Retype every entry below word for word, preserving each line as it appears. Leave the pictures out of your answer.

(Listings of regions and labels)
%%

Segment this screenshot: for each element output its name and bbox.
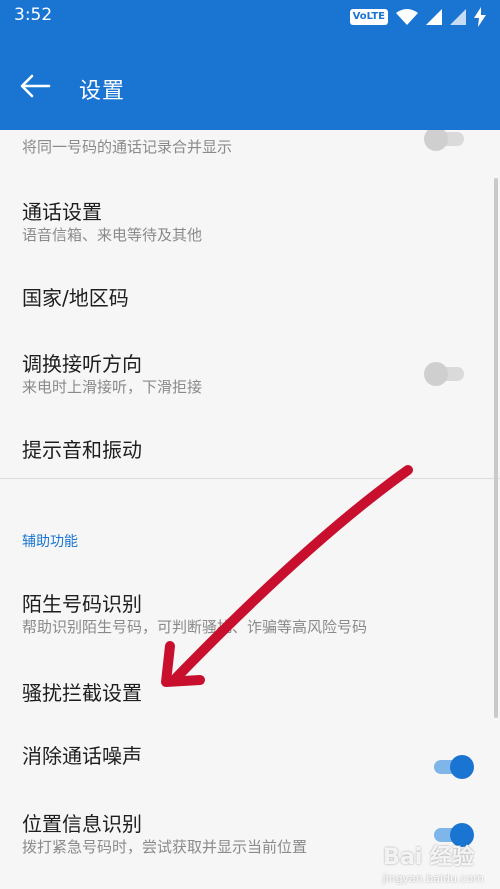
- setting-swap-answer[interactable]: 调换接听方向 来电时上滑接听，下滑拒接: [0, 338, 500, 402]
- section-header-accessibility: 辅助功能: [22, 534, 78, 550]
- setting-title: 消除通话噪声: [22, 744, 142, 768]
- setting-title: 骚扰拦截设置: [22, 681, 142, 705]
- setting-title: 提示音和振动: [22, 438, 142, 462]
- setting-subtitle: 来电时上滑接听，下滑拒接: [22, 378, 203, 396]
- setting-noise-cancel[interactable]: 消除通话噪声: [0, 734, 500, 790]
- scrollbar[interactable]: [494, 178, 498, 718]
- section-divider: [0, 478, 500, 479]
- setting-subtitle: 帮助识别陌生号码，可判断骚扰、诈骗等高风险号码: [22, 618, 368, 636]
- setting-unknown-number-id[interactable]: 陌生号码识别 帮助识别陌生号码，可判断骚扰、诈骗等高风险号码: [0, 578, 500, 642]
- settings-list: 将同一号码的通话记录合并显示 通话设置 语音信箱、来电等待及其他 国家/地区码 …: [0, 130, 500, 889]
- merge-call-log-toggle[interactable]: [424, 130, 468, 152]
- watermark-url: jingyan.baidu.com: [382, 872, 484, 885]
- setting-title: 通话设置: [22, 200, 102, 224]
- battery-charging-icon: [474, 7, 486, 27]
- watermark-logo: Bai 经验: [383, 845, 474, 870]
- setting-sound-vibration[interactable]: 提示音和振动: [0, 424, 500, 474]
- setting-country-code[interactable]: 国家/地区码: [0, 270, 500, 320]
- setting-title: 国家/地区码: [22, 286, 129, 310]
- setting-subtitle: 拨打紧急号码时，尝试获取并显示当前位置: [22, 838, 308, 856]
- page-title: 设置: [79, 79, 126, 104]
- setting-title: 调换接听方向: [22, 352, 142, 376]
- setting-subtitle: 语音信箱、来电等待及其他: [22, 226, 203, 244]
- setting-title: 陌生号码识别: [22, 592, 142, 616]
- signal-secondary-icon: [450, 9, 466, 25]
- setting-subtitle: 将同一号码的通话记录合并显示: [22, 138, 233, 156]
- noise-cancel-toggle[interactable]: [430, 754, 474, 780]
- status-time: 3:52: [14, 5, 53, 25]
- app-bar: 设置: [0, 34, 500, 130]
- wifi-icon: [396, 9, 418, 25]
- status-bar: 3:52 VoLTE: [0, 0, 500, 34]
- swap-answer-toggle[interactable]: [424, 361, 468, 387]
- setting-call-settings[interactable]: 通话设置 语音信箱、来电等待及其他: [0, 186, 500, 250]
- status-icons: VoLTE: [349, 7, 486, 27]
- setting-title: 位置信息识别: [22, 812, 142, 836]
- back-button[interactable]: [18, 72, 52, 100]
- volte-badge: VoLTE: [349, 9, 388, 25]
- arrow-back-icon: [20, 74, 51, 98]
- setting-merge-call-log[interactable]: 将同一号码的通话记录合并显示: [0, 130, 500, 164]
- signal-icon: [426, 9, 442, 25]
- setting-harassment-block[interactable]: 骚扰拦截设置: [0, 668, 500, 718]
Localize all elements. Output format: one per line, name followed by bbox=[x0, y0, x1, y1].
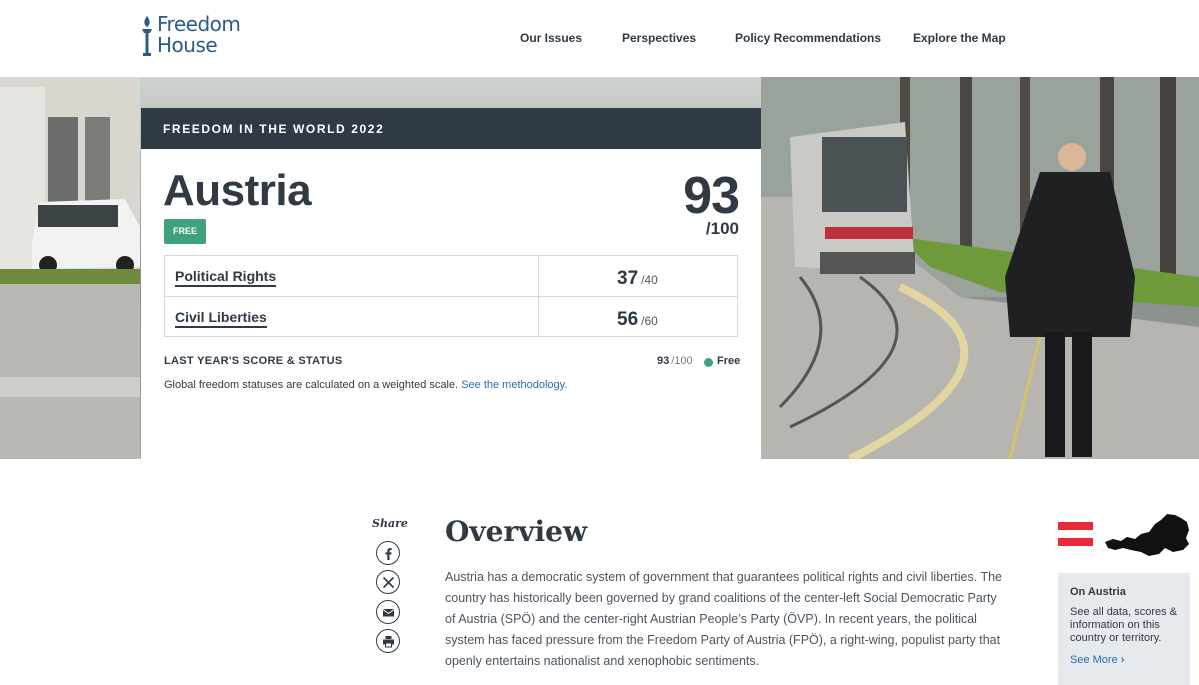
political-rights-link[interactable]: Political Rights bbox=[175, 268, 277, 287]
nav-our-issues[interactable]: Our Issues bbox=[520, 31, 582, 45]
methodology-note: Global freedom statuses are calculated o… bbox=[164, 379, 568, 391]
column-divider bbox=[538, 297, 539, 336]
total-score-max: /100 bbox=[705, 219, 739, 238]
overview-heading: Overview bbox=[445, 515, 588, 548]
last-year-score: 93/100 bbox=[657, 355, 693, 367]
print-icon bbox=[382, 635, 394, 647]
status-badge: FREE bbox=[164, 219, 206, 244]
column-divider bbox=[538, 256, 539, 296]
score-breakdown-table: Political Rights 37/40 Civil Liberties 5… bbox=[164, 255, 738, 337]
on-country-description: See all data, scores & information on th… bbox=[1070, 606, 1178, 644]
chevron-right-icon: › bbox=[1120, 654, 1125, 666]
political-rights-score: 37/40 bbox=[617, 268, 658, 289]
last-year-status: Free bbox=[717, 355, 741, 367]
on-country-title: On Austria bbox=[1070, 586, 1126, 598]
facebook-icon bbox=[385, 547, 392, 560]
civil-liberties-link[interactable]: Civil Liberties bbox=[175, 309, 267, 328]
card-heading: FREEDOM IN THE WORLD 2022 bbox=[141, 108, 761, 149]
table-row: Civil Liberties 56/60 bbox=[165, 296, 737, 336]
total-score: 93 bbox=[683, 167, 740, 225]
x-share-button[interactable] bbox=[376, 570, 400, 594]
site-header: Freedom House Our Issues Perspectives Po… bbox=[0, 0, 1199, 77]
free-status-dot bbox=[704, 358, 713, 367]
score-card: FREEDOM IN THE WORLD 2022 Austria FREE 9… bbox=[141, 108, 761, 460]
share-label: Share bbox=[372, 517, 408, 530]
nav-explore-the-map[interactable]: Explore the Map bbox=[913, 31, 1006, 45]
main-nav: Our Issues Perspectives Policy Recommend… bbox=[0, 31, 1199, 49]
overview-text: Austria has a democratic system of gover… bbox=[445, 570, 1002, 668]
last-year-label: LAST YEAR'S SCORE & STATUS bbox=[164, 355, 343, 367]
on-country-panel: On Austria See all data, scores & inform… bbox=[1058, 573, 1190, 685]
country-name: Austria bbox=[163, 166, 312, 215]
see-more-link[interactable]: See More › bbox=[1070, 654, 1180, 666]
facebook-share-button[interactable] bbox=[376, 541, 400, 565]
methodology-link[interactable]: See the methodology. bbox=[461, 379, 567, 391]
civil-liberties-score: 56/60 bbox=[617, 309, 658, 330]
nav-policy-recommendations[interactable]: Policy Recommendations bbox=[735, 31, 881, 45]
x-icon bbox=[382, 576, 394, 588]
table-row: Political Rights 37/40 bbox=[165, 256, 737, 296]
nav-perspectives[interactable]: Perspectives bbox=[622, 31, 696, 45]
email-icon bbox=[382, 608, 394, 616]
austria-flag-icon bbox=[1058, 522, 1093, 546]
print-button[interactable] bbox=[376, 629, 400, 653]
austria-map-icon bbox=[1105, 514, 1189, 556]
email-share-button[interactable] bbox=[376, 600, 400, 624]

%%

# [Result of this exercise]
Segment this screenshot: for each element output its name and bbox.
- setting-swap-answer[interactable]: 调换接听方向 来电时上滑接听，下滑拒接: [0, 338, 500, 402]
- section-header-accessibility: 辅助功能: [22, 534, 78, 550]
- setting-title: 消除通话噪声: [22, 744, 142, 768]
- setting-title: 骚扰拦截设置: [22, 681, 142, 705]
- setting-title: 提示音和振动: [22, 438, 142, 462]
- setting-subtitle: 来电时上滑接听，下滑拒接: [22, 378, 203, 396]
- setting-noise-cancel[interactable]: 消除通话噪声: [0, 734, 500, 790]
- scrollbar[interactable]: [494, 178, 498, 718]
- section-divider: [0, 478, 500, 479]
- setting-subtitle: 帮助识别陌生号码，可判断骚扰、诈骗等高风险号码: [22, 618, 368, 636]
- setting-unknown-number-id[interactable]: 陌生号码识别 帮助识别陌生号码，可判断骚扰、诈骗等高风险号码: [0, 578, 500, 642]
- settings-list: 将同一号码的通话记录合并显示 通话设置 语音信箱、来电等待及其他 国家/地区码 …: [0, 130, 500, 889]
- merge-call-log-toggle[interactable]: [424, 130, 468, 152]
- watermark-url: jingyan.baidu.com: [382, 872, 484, 885]
- setting-title: 通话设置: [22, 200, 102, 224]
- battery-charging-icon: [474, 7, 486, 27]
- watermark-logo: Bai 经验: [383, 845, 474, 870]
- setting-sound-vibration[interactable]: 提示音和振动: [0, 424, 500, 474]
- setting-country-code[interactable]: 国家/地区码: [0, 270, 500, 320]
- setting-title: 国家/地区码: [22, 286, 129, 310]
- setting-subtitle: 拨打紧急号码时，尝试获取并显示当前位置: [22, 838, 308, 856]
- page-title: 设置: [79, 79, 126, 104]
- setting-title: 调换接听方向: [22, 352, 142, 376]
- setting-subtitle: 语音信箱、来电等待及其他: [22, 226, 203, 244]
- setting-title: 陌生号码识别: [22, 592, 142, 616]
- signal-secondary-icon: [450, 9, 466, 25]
- setting-subtitle: 将同一号码的通话记录合并显示: [22, 138, 233, 156]
- noise-cancel-toggle[interactable]: [430, 754, 474, 780]
- status-time: 3:52: [14, 5, 53, 25]
- app-bar: 设置: [0, 34, 500, 130]
- wifi-icon: [396, 9, 418, 25]
- status-bar: 3:52 VoLTE: [0, 0, 500, 34]
- swap-answer-toggle[interactable]: [424, 361, 468, 387]
- setting-call-settings[interactable]: 通话设置 语音信箱、来电等待及其他: [0, 186, 500, 250]
- status-icons: VoLTE: [349, 7, 486, 27]
- setting-title: 位置信息识别: [22, 812, 142, 836]
- back-button[interactable]: [18, 72, 52, 100]
- volte-badge: VoLTE: [349, 9, 388, 25]
- arrow-back-icon: [20, 74, 51, 98]
- setting-merge-call-log[interactable]: 将同一号码的通话记录合并显示: [0, 130, 500, 164]
- signal-icon: [426, 9, 442, 25]
- setting-harassment-block[interactable]: 骚扰拦截设置: [0, 668, 500, 718]
Localize all elements. Output format: one per line, name followed by bbox=[x0, y0, x1, y1].
political-rights-link[interactable]: Political Rights bbox=[175, 268, 277, 287]
nav-our-issues[interactable]: Our Issues bbox=[520, 31, 582, 45]
methodology-note: Global freedom statuses are calculated o… bbox=[164, 379, 568, 391]
column-divider bbox=[538, 297, 539, 336]
total-score-max: /100 bbox=[705, 219, 739, 238]
overview-heading: Overview bbox=[445, 515, 588, 548]
last-year-score: 93/100 bbox=[657, 355, 693, 367]
print-icon bbox=[382, 635, 394, 647]
status-badge: FREE bbox=[164, 219, 206, 244]
column-divider bbox=[538, 256, 539, 296]
score-breakdown-table: Political Rights 37/40 Civil Liberties 5… bbox=[164, 255, 738, 337]
on-country-description: See all data, scores & information on th… bbox=[1070, 606, 1178, 644]
chevron-right-icon: › bbox=[1120, 654, 1125, 666]
political-rights-score: 37/40 bbox=[617, 268, 658, 289]
last-year-status: Free bbox=[717, 355, 741, 367]
on-country-title: On Austria bbox=[1070, 586, 1126, 598]
facebook-icon bbox=[385, 547, 392, 560]
civil-liberties-link[interactable]: Civil Liberties bbox=[175, 309, 267, 328]
card-heading: FREEDOM IN THE WORLD 2022 bbox=[141, 108, 761, 149]
table-row: Civil Liberties 56/60 bbox=[165, 296, 737, 336]
total-score: 93 bbox=[683, 167, 740, 225]
x-share-button[interactable] bbox=[376, 570, 400, 594]
site-header: Freedom House Our Issues Perspectives Po… bbox=[0, 0, 1199, 77]
free-status-dot bbox=[704, 358, 713, 367]
score-card: FREEDOM IN THE WORLD 2022 Austria FREE 9… bbox=[141, 108, 761, 460]
share-label: Share bbox=[372, 517, 408, 530]
nav-explore-the-map[interactable]: Explore the Map bbox=[913, 31, 1006, 45]
main-nav: Our Issues Perspectives Policy Recommend… bbox=[0, 31, 1199, 49]
overview-text: Austria has a democratic system of gover… bbox=[445, 570, 1002, 668]
last-year-label: LAST YEAR'S SCORE & STATUS bbox=[164, 355, 343, 367]
on-country-panel: On Austria See all data, scores & inform… bbox=[1058, 573, 1190, 685]
country-name: Austria bbox=[163, 166, 312, 215]
see-more-link[interactable]: See More › bbox=[1070, 654, 1180, 666]
facebook-share-button[interactable] bbox=[376, 541, 400, 565]
methodology-link[interactable]: See the methodology. bbox=[461, 379, 567, 391]
civil-liberties-score: 56/60 bbox=[617, 309, 658, 330]
nav-policy-recommendations[interactable]: Policy Recommendations bbox=[735, 31, 881, 45]
x-icon bbox=[382, 576, 394, 588]
table-row: Political Rights 37/40 bbox=[165, 256, 737, 296]
nav-perspectives[interactable]: Perspectives bbox=[622, 31, 696, 45]
email-icon bbox=[382, 608, 394, 616]
austria-flag-icon bbox=[1058, 522, 1093, 546]
print-button[interactable] bbox=[376, 629, 400, 653]
austria-map-icon bbox=[1105, 514, 1189, 556]
email-share-button[interactable] bbox=[376, 600, 400, 624]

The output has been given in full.